## DATA TO USE:
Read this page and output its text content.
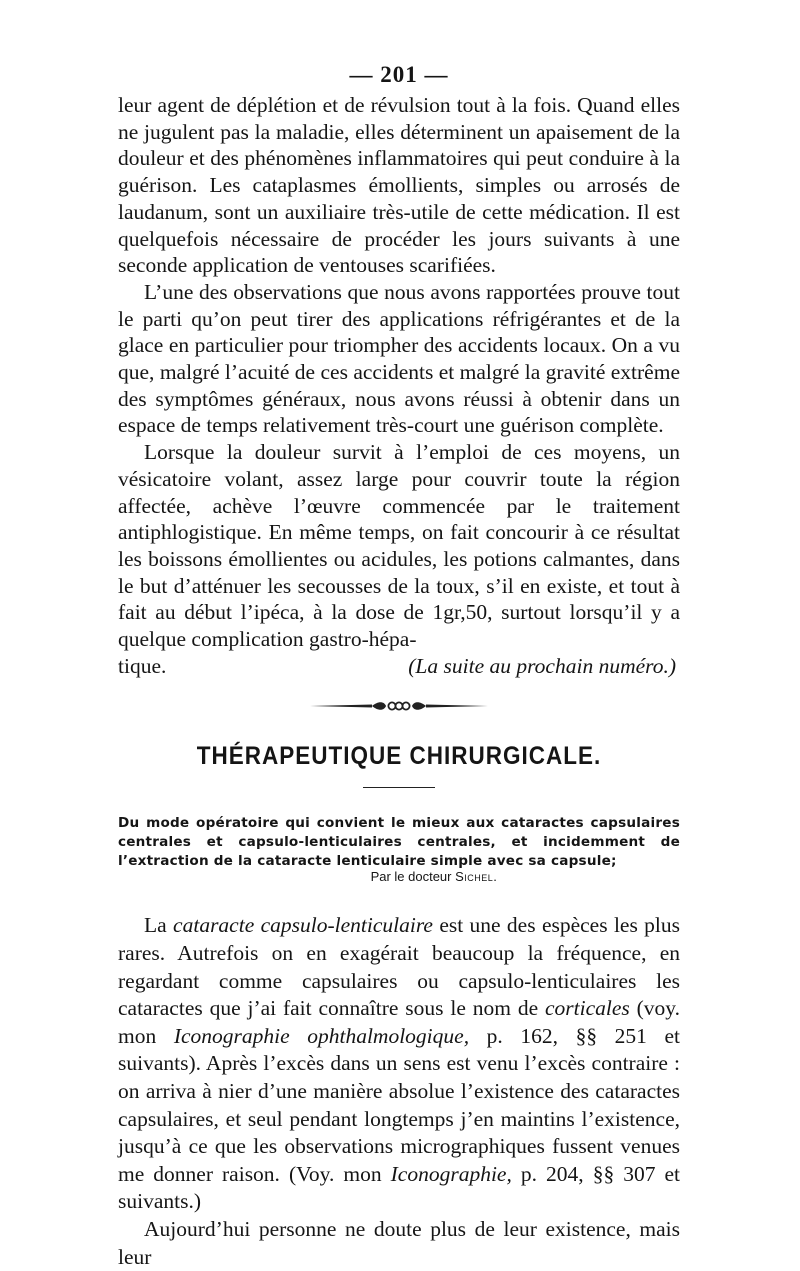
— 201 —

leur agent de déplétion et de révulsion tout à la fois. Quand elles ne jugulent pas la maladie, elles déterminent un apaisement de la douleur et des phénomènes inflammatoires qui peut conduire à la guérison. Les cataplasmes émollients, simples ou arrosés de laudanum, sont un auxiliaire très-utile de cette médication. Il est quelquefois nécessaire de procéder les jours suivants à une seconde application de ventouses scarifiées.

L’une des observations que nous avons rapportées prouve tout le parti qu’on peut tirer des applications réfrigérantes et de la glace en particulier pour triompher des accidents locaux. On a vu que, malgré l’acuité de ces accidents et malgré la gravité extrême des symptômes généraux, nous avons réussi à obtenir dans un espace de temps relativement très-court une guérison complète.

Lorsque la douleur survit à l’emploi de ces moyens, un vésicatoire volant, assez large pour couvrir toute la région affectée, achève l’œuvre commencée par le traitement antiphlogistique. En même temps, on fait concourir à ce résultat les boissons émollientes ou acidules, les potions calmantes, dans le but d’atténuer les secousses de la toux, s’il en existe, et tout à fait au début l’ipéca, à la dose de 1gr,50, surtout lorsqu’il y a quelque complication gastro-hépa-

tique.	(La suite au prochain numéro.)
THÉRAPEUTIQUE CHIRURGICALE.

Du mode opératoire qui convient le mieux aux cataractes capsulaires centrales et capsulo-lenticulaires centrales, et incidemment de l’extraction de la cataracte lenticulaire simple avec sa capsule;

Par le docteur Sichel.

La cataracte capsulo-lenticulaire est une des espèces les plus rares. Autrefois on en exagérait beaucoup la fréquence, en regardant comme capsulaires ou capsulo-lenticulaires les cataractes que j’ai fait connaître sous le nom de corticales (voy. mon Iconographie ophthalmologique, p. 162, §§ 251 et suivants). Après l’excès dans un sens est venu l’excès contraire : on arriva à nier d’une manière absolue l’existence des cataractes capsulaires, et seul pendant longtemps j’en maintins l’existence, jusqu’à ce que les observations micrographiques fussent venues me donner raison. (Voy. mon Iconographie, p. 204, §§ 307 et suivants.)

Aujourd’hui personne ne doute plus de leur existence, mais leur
--
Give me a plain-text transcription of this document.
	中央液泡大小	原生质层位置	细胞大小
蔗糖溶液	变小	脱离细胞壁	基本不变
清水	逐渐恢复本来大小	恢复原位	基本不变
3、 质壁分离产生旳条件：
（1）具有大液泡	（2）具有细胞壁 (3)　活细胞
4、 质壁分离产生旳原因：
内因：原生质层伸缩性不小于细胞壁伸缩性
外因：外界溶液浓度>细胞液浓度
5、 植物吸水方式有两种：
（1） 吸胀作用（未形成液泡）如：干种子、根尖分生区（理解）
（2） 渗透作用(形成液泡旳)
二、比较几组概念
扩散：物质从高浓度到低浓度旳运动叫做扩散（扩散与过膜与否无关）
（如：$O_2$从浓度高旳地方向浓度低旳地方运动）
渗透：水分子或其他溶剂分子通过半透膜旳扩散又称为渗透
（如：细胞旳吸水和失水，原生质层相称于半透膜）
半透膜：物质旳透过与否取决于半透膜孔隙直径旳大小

## PROBLEM REQUIREMENTS:
Of the lines in the listing, how many hold the word "this"? Nothing but the number is needed.

## REPLY:
2